_What to do_. Look through the records below and collect all lines that hold the string "如果有什么冒犯的地方".

_Data excerpts_.
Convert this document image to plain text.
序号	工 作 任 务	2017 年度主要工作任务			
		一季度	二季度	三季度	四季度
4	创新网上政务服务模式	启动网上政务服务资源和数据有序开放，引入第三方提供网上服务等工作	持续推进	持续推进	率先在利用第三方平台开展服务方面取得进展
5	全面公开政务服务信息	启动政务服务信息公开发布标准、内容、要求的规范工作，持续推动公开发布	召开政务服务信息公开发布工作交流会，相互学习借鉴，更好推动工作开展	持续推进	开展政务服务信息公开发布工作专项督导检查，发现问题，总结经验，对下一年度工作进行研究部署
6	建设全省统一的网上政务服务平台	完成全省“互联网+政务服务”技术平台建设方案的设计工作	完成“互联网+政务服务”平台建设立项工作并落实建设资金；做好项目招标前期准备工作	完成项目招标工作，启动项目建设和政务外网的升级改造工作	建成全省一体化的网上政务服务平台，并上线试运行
---
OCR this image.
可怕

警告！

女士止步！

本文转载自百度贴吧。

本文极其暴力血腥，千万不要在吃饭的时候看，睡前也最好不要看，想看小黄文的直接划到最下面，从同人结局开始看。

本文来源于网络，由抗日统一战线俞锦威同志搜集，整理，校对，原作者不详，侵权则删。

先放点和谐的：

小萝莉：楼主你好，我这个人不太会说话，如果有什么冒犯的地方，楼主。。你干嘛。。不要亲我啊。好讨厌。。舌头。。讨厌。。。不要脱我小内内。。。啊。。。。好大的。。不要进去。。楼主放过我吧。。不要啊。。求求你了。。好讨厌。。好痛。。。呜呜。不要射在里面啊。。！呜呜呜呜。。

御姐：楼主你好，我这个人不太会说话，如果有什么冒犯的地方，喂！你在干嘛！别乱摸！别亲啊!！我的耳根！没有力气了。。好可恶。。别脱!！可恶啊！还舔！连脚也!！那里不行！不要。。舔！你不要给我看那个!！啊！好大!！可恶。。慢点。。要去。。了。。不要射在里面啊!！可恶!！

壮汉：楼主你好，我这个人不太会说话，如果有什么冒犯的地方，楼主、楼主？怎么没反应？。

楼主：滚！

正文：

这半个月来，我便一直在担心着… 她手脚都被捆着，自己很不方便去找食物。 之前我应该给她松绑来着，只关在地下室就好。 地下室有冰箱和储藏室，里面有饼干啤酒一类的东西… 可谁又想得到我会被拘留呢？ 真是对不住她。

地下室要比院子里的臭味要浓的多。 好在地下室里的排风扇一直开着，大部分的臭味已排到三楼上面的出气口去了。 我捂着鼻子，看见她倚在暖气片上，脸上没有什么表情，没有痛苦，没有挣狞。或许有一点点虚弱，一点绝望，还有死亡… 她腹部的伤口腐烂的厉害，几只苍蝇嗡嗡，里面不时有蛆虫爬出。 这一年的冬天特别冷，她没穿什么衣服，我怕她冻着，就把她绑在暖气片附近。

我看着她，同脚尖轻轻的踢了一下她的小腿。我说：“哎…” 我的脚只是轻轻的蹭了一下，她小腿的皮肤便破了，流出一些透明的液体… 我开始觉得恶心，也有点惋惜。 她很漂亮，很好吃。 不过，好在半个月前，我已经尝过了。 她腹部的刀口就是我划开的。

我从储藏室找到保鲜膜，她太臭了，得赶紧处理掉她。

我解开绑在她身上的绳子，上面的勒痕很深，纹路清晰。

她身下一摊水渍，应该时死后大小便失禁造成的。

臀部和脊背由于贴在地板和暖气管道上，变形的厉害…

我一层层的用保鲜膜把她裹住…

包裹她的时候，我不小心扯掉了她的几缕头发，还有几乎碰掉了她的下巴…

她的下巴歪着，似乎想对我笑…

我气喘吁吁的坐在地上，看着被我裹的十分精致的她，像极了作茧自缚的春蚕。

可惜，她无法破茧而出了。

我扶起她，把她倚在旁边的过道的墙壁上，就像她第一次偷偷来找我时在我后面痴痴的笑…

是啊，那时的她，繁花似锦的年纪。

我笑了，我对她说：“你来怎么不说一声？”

_The completed task_.
小萝莉：楼主你好，我这个人不太会说话，如果有什么冒犯的地方，楼主。。你干嘛。。不要亲我啊。好讨厌。。舌头。。讨厌。。。不要脱我小内内。。。啊。。。。好大的。。不要进去。。楼主放过我吧。。不要啊。。求求你了。。好讨厌。。好痛。。。呜呜。不要射在里面啊。。！呜呜呜呜。。
御姐：楼主你好，我这个人不太会说话，如果有什么冒犯的地方，喂！你在干嘛！别乱摸！别亲啊!！我的耳根！没有力气了。。好可恶。。别脱!！可恶啊！还舔！连脚也!！那里不行！不要。。舔！你不要给我看那个!！啊！好大!！可恶。。慢点。。要去。。了。。不要射在里面啊!！可恶!！
壮汉：楼主你好，我这个人不太会说话，如果有什么冒犯的地方，楼主、楼主？怎么没反应？。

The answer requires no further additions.